WRITTEN EXERCISE: Wherever the string "page" appears in a line, extract that line.

* START *

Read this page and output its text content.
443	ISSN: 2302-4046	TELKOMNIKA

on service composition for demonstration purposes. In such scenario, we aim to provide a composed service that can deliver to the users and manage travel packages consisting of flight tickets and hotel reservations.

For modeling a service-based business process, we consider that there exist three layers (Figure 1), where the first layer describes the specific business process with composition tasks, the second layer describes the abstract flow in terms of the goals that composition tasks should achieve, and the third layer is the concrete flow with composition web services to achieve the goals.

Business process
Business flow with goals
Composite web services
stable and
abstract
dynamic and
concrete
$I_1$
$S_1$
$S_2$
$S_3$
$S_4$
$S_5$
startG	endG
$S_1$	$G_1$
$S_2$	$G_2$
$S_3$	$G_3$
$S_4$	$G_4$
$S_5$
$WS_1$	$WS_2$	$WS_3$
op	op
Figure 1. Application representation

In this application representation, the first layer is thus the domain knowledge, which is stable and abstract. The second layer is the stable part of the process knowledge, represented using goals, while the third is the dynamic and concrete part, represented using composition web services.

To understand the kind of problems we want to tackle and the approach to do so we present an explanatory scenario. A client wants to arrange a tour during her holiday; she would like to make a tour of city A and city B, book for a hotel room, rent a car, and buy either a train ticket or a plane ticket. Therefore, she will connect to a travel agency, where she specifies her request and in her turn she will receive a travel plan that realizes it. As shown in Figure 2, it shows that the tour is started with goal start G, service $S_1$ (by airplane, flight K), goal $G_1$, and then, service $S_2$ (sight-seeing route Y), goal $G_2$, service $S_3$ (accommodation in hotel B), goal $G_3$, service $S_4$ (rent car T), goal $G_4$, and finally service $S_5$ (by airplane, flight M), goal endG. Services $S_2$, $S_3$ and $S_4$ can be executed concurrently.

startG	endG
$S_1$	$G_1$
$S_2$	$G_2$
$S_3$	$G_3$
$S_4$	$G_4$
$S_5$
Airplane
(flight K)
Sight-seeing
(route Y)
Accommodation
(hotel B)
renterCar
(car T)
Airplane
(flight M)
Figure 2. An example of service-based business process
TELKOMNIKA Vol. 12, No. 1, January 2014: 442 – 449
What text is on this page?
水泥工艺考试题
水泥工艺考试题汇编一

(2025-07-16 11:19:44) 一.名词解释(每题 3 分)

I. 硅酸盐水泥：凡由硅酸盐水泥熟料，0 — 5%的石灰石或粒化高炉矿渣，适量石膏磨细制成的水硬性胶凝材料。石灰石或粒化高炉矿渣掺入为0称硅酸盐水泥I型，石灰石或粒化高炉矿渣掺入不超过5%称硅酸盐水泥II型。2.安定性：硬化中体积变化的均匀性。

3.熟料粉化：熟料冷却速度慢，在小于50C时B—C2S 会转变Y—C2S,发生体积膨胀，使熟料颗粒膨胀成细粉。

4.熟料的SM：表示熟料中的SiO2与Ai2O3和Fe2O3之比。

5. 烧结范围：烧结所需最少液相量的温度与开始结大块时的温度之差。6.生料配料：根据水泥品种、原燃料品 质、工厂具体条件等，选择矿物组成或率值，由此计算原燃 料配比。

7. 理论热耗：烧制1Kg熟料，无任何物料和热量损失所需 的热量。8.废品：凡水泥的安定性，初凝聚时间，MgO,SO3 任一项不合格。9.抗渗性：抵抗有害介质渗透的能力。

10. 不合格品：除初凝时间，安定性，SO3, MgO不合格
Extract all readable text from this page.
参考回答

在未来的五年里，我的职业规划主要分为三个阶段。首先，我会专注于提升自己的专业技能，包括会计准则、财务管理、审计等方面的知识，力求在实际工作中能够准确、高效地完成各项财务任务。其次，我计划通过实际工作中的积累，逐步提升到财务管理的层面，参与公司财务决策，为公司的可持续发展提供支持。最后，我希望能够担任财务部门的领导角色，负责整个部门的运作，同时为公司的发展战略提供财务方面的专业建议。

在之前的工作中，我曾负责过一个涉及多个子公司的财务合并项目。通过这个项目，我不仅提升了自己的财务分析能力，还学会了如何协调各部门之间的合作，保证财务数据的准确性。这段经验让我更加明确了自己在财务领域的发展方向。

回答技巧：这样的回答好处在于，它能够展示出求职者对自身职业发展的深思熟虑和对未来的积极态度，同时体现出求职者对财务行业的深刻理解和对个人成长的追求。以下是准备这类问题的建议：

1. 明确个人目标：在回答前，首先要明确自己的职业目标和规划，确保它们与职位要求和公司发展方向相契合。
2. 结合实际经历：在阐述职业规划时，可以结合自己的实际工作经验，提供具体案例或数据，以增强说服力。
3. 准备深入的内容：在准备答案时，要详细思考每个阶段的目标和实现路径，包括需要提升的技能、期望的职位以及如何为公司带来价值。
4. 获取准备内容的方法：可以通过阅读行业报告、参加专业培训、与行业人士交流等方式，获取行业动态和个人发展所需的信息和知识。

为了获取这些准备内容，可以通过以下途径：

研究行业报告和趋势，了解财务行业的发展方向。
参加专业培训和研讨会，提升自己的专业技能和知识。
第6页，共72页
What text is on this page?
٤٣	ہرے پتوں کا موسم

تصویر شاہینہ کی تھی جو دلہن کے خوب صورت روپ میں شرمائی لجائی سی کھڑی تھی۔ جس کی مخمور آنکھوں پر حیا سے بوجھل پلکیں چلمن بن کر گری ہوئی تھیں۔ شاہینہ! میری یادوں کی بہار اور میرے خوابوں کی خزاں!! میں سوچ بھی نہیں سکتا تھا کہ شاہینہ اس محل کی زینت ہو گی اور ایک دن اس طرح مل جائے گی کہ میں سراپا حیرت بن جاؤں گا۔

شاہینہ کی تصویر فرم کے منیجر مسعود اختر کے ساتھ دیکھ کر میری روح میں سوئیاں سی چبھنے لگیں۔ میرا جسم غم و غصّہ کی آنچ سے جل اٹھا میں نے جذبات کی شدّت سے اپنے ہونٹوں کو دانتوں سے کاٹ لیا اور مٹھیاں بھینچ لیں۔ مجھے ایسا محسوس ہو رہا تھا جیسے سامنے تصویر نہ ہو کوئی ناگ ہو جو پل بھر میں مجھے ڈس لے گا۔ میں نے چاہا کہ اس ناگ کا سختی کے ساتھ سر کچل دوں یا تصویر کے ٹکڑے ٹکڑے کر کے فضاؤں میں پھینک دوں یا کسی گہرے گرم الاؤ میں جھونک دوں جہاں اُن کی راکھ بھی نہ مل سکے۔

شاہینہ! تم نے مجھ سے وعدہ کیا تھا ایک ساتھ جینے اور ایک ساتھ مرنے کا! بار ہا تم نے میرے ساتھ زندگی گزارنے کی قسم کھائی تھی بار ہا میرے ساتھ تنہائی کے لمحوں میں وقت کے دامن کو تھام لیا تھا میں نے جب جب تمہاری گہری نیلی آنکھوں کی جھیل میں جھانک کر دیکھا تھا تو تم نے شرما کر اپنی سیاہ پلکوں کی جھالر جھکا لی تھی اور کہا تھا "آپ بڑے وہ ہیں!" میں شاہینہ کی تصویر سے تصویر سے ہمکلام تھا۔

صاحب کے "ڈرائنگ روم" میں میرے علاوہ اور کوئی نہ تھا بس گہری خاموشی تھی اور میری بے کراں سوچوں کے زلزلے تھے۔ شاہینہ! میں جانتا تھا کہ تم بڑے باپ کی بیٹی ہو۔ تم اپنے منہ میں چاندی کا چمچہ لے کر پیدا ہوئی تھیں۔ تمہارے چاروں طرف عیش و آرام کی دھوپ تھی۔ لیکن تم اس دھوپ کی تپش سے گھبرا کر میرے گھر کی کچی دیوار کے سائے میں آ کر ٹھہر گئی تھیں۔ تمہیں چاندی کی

* END *

RESPONSE BELOW:
Read this page and output its text content.
What text is on this page?
Extract all readable text from this page.
What text is on this page?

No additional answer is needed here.